* [Given task]:
Pull out every line below holding the word "Students".
** START OF Source material **
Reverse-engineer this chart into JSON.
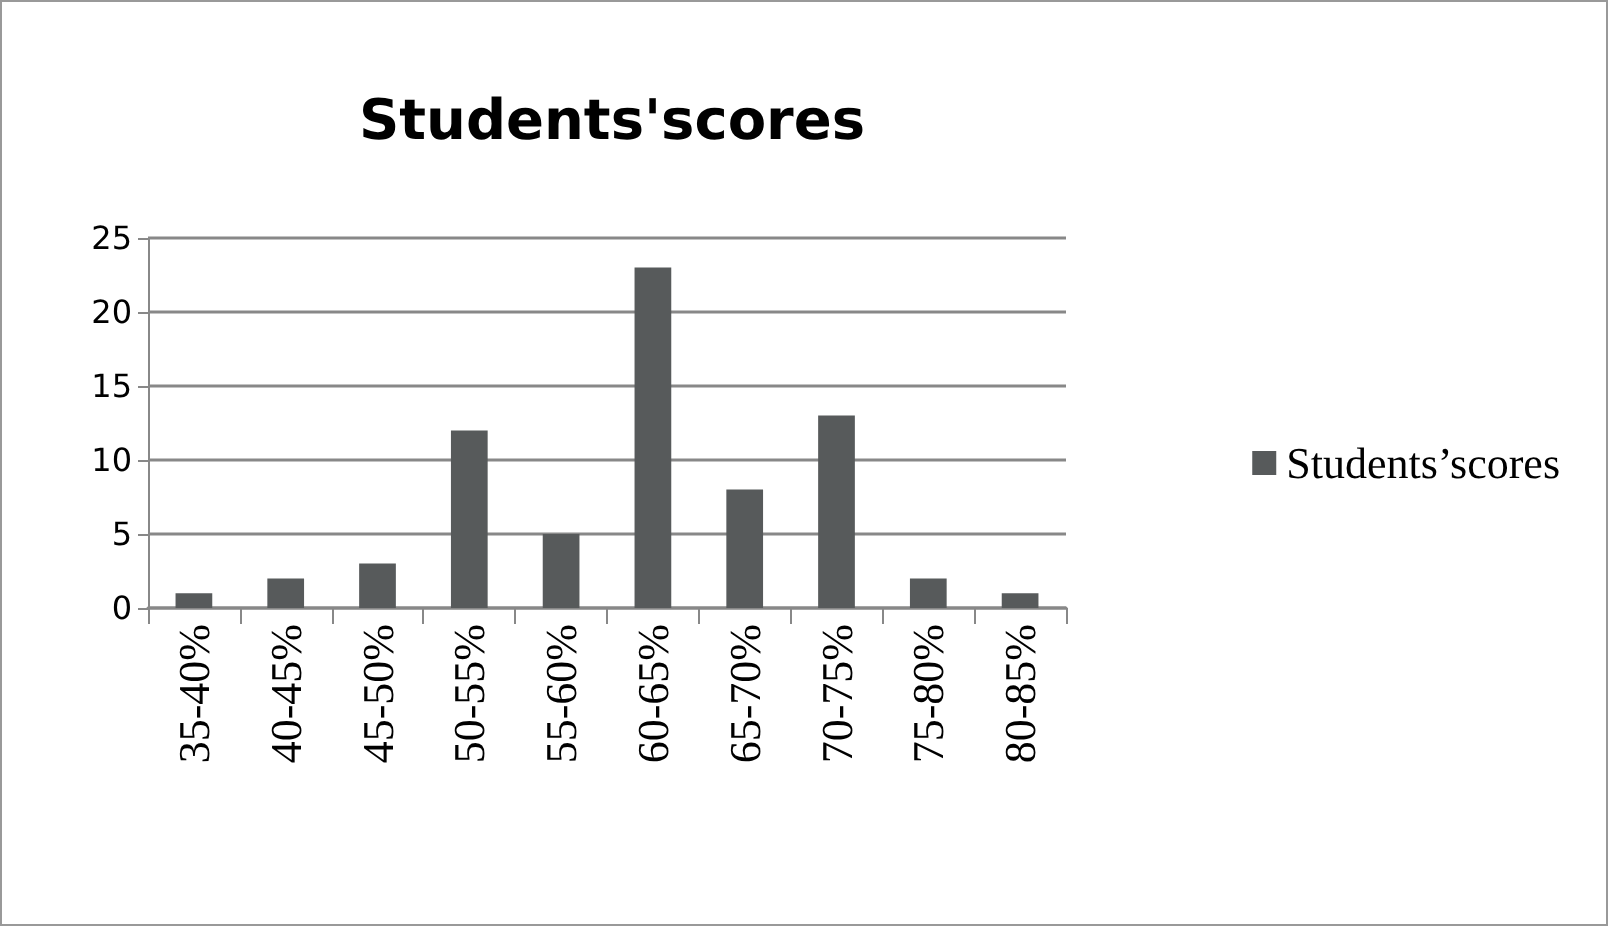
{
  "chart_data": {
    "type": "bar",
    "title": "Students'scores",
    "categories": [
      "35-40%",
      "40-45%",
      "45-50%",
      "50-55%",
      "55-60%",
      "60-65%",
      "65-70%",
      "70-75%",
      "75-80%",
      "80-85%"
    ],
    "series": [
      {
        "name": "Students’scores",
        "color": "#575a5b",
        "values": [
          1,
          2,
          3,
          12,
          5,
          23,
          8,
          13,
          2,
          1
        ]
      }
    ],
    "ylim": [
      0,
      25
    ],
    "yticks": [
      0,
      5,
      10,
      15,
      20,
      25
    ],
    "grid": "y",
    "legend": "right"
  }
}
** END OF Source material **
* [Written solution]:
    "title": "Students'scores",
        "name": "Students’scores",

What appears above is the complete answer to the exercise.